### What you have to do:
Each line containing the word "Sleeve" should be found and copied.

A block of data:
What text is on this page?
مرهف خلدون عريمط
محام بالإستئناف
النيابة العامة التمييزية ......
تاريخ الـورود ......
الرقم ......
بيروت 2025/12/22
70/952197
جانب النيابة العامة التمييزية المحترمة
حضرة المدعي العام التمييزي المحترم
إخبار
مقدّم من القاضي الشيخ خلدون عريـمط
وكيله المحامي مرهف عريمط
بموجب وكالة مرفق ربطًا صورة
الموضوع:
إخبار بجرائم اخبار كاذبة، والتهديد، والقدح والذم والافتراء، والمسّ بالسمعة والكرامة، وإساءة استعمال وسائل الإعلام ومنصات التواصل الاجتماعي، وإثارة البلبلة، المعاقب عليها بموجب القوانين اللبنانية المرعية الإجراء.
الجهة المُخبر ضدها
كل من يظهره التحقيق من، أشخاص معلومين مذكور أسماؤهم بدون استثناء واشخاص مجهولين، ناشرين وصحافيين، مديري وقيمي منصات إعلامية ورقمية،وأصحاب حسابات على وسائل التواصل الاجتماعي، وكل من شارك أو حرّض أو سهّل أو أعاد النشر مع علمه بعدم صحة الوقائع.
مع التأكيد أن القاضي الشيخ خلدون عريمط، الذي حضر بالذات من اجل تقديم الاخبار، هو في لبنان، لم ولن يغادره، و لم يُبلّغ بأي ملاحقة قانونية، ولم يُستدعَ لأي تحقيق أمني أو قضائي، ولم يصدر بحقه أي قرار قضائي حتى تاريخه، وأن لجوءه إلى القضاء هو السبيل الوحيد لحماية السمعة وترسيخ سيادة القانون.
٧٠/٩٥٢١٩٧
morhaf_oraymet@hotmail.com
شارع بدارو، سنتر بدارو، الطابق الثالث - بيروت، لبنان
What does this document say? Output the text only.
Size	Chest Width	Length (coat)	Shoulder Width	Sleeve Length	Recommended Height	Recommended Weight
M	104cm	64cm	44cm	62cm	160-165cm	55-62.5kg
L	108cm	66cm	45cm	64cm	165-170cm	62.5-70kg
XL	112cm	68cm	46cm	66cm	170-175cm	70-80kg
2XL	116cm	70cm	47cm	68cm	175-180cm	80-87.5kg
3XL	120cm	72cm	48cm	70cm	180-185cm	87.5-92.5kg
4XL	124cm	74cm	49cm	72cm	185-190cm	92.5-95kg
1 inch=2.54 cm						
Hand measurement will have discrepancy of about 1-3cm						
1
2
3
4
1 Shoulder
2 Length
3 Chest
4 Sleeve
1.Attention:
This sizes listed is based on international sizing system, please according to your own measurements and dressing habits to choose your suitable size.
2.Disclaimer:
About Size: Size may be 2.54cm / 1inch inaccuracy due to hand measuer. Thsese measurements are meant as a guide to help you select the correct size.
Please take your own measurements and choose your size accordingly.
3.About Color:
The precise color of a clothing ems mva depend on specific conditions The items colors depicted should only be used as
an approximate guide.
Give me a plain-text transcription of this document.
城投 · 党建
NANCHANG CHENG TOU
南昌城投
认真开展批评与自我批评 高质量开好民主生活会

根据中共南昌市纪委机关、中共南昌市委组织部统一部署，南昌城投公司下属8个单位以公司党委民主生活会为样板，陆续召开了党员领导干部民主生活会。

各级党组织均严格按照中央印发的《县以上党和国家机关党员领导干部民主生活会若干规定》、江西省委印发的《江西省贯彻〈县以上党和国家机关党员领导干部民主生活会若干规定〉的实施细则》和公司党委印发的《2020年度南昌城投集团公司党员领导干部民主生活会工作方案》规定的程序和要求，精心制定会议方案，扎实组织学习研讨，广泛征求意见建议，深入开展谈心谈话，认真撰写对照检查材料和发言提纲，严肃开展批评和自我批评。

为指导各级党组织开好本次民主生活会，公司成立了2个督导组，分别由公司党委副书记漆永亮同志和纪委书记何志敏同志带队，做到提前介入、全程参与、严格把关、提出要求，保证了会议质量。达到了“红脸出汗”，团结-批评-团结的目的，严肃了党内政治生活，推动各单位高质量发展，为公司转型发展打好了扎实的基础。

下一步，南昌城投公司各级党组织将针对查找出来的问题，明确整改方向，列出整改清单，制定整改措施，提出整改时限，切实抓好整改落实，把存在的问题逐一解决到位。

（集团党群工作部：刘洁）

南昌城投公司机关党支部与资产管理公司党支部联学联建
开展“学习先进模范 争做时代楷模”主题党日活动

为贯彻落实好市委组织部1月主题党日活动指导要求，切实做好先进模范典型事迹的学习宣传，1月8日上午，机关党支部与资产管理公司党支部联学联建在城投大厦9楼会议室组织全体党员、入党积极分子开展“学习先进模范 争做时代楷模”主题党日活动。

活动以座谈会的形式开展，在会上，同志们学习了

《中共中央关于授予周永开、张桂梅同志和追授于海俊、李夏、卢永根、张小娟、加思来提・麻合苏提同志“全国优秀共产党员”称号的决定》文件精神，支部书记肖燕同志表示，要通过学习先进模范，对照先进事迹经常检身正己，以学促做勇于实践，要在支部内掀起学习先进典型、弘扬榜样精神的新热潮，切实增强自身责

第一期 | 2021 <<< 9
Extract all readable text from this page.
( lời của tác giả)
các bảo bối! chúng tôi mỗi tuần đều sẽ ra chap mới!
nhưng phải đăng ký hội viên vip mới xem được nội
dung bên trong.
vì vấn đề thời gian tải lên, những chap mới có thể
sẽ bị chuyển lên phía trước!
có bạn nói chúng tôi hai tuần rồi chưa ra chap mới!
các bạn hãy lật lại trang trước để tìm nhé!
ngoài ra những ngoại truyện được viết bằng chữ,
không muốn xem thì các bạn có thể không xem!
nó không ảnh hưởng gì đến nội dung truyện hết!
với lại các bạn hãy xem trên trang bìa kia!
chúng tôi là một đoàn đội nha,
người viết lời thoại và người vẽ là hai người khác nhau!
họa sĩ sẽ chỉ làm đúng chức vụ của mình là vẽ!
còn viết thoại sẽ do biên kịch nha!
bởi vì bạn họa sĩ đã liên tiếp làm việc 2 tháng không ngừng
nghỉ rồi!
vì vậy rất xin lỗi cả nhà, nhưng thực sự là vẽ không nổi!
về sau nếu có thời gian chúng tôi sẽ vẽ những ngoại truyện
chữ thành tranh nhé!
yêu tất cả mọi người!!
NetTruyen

### Worked answer:
Size	Chest Width	Length (coat)	Shoulder Width	Sleeve Length	Recommended Height	Recommended Weight
4 Sleeve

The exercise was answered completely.